WHAT YOU WILL DO:
Return the lines where the word "natural" occurs.
[START]
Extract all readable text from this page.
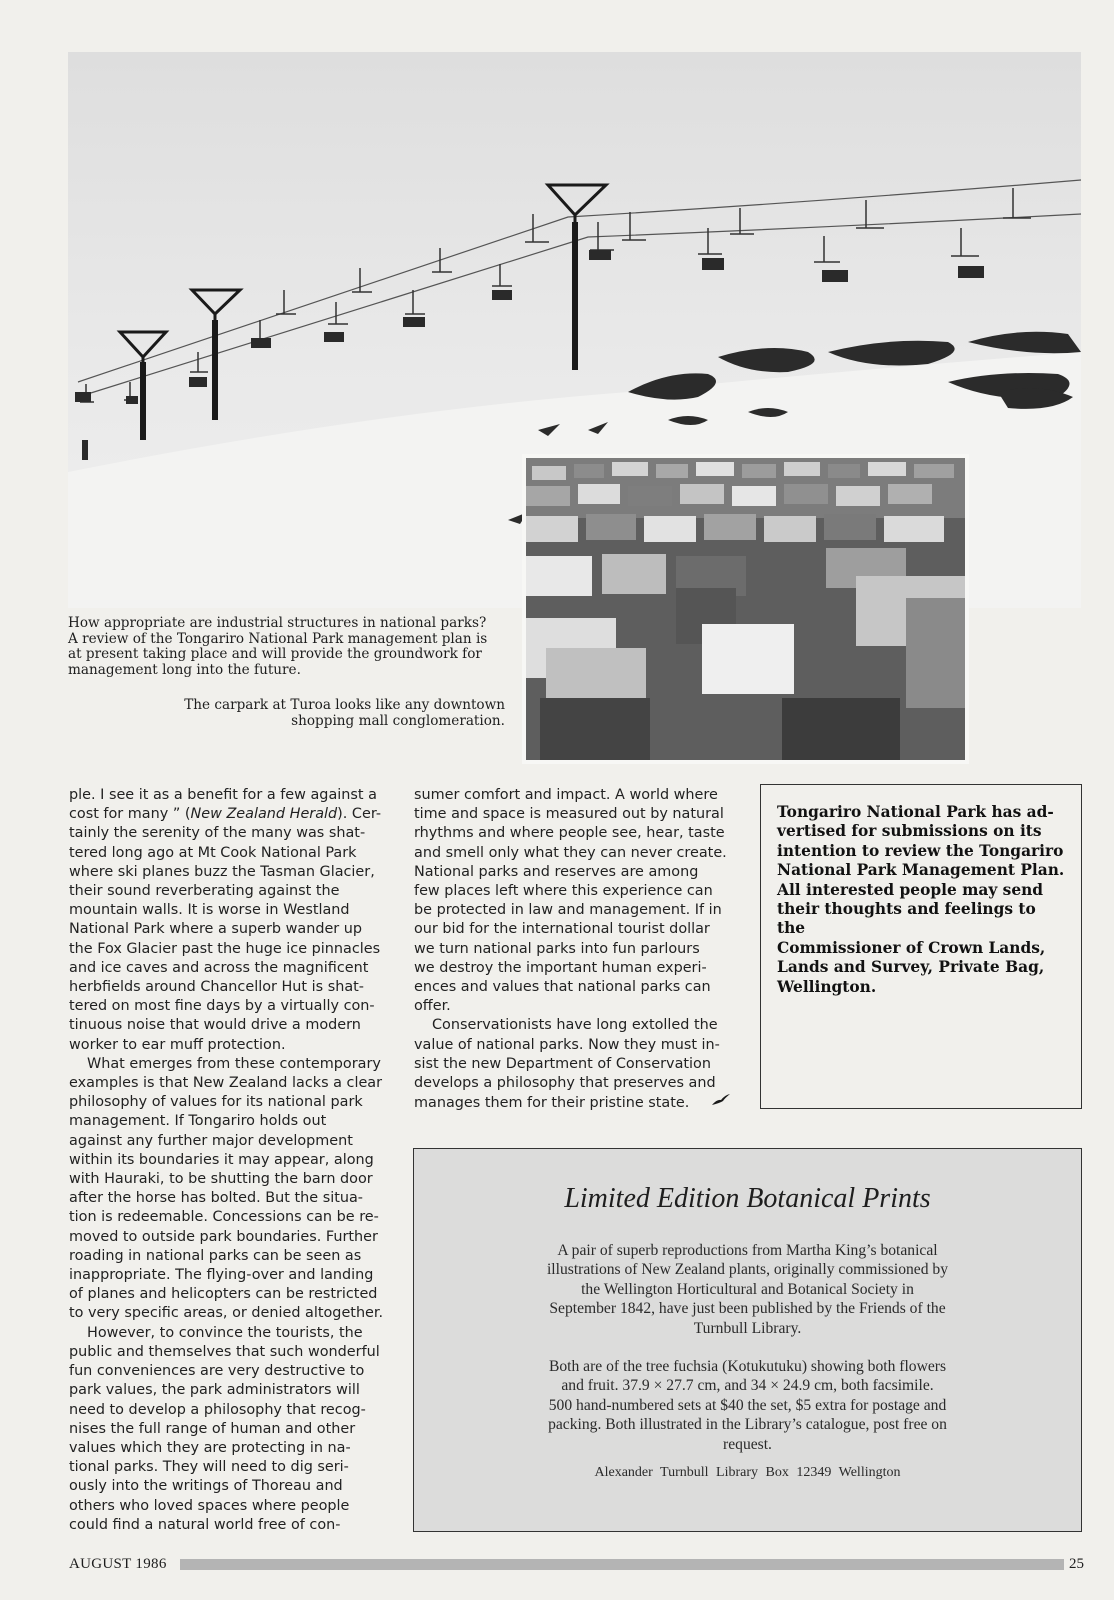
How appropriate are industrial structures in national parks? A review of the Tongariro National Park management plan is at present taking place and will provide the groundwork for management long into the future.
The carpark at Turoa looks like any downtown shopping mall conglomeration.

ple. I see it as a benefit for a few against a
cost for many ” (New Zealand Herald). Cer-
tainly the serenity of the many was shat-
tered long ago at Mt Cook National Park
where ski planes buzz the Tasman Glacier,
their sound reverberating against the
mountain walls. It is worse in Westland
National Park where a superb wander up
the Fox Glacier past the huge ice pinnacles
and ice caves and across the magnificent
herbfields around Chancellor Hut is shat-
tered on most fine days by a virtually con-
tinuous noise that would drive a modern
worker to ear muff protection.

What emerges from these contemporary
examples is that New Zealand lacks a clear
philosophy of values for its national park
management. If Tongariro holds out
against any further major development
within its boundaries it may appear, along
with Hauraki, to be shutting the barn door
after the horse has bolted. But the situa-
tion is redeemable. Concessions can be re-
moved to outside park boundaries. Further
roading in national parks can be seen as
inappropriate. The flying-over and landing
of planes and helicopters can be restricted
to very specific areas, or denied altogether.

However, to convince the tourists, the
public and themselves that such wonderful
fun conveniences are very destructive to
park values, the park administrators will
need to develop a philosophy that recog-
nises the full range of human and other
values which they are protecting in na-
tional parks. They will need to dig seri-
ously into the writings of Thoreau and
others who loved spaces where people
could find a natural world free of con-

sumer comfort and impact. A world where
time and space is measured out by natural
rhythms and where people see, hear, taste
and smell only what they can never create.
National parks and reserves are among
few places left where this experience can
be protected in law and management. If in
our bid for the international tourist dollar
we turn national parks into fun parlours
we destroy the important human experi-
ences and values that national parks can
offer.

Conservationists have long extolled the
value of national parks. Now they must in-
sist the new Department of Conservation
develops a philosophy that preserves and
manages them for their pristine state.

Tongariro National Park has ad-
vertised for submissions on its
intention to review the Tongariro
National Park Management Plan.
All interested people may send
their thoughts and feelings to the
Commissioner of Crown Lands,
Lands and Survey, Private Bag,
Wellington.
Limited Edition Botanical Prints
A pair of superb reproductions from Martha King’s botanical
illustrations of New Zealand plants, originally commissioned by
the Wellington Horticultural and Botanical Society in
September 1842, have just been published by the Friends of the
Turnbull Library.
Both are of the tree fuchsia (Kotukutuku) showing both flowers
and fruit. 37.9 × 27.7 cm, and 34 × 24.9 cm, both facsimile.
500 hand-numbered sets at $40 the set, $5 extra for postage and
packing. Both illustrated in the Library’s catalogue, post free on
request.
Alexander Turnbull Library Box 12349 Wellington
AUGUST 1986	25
[END]
[START]
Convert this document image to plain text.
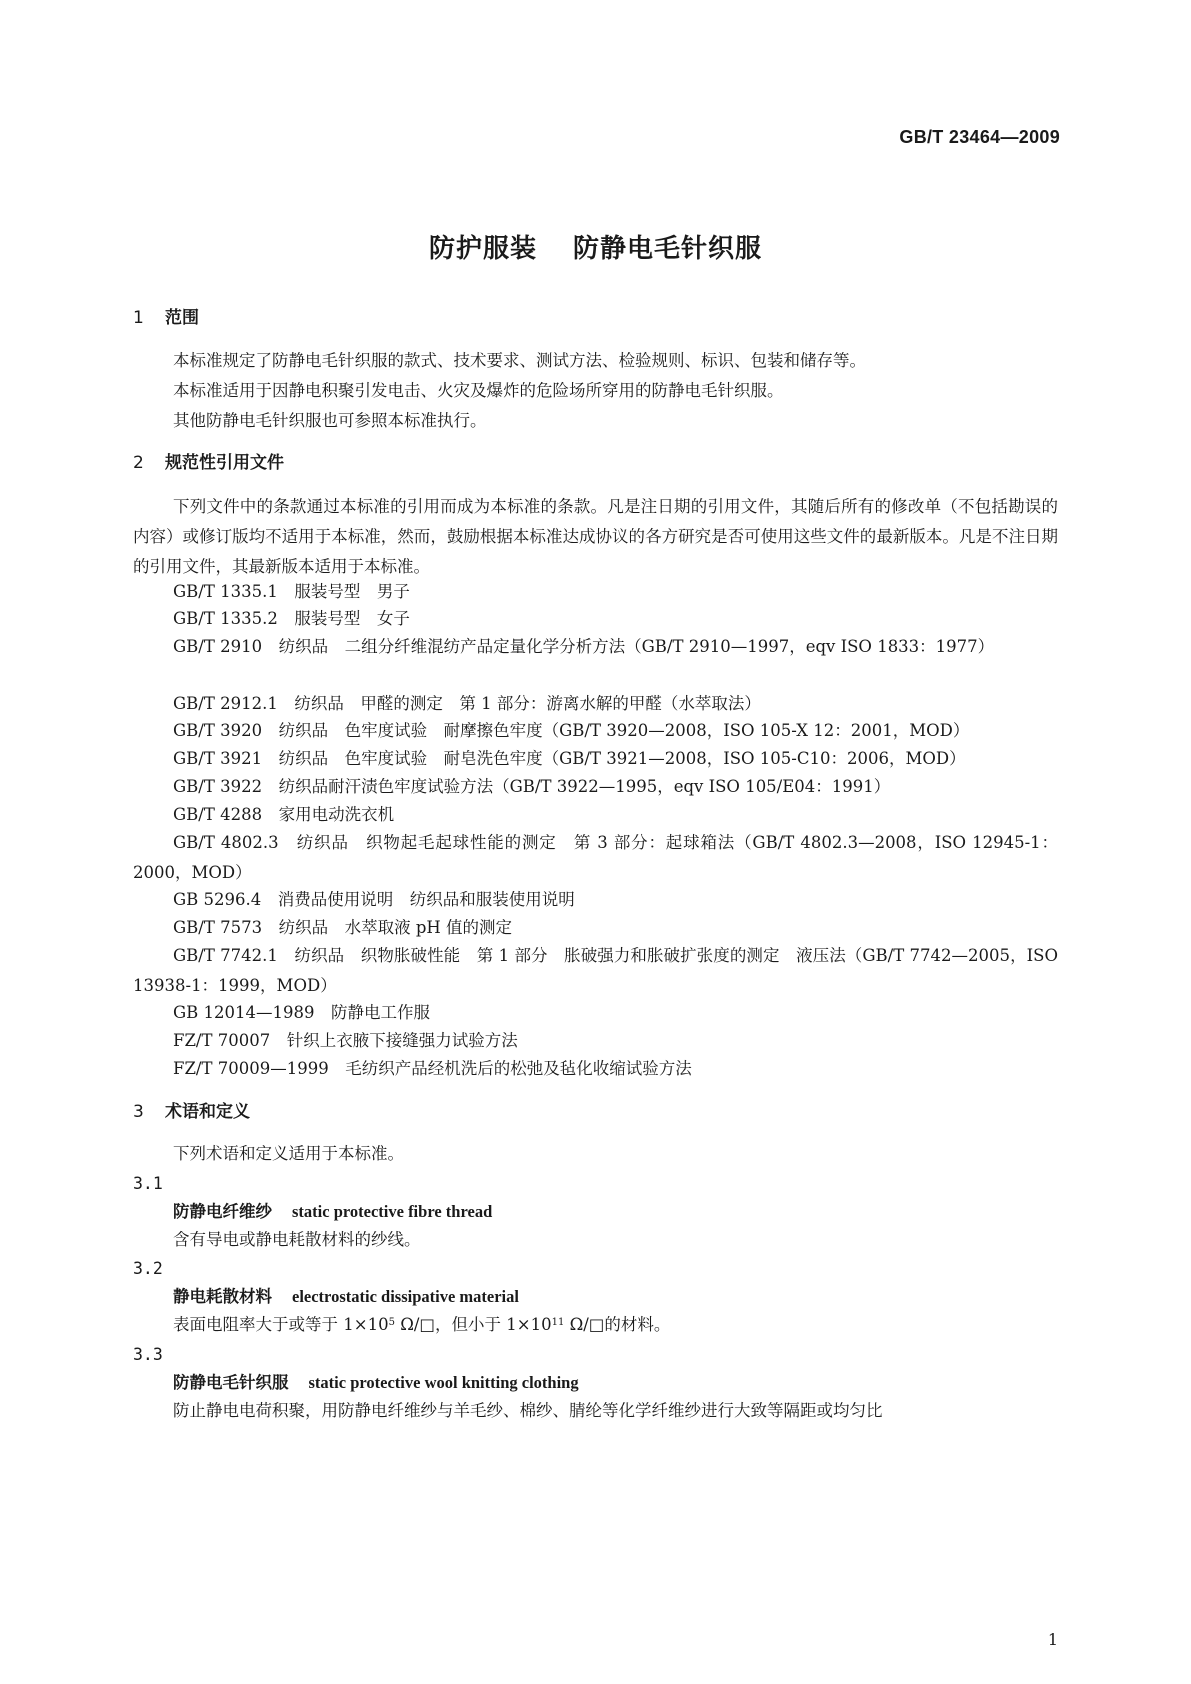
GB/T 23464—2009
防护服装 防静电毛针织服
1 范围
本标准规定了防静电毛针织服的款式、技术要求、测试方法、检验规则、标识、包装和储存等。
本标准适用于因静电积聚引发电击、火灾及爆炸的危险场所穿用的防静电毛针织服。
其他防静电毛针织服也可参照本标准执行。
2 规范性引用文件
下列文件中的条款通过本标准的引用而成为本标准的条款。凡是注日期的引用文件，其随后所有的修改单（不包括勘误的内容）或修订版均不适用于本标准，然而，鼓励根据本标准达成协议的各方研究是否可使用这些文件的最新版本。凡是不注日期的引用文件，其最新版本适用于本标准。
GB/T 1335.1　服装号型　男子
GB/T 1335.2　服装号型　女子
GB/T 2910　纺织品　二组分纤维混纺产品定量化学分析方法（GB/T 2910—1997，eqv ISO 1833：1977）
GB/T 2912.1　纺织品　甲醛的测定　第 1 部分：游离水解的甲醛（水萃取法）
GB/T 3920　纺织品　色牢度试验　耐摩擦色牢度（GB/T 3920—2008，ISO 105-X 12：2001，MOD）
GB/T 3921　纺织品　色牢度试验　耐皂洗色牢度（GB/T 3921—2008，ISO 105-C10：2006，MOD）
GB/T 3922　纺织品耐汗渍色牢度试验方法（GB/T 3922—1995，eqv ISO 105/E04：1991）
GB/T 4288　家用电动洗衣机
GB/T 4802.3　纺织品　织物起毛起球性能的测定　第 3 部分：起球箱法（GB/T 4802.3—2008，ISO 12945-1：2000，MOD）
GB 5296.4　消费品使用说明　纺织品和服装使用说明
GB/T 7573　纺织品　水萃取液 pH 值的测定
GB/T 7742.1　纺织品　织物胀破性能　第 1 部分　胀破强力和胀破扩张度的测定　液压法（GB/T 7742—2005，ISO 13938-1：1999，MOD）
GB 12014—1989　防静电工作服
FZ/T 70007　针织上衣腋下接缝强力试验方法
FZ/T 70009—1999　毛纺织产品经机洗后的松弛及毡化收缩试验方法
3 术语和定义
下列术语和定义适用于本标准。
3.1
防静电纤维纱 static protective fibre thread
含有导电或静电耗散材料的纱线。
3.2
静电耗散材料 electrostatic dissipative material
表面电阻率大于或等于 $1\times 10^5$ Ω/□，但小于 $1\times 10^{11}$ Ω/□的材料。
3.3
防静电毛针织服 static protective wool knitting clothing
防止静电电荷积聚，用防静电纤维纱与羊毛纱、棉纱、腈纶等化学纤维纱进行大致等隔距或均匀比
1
[END]
TASK RESPONSE:
could find a natural world free of con-
time and space is measured out by natural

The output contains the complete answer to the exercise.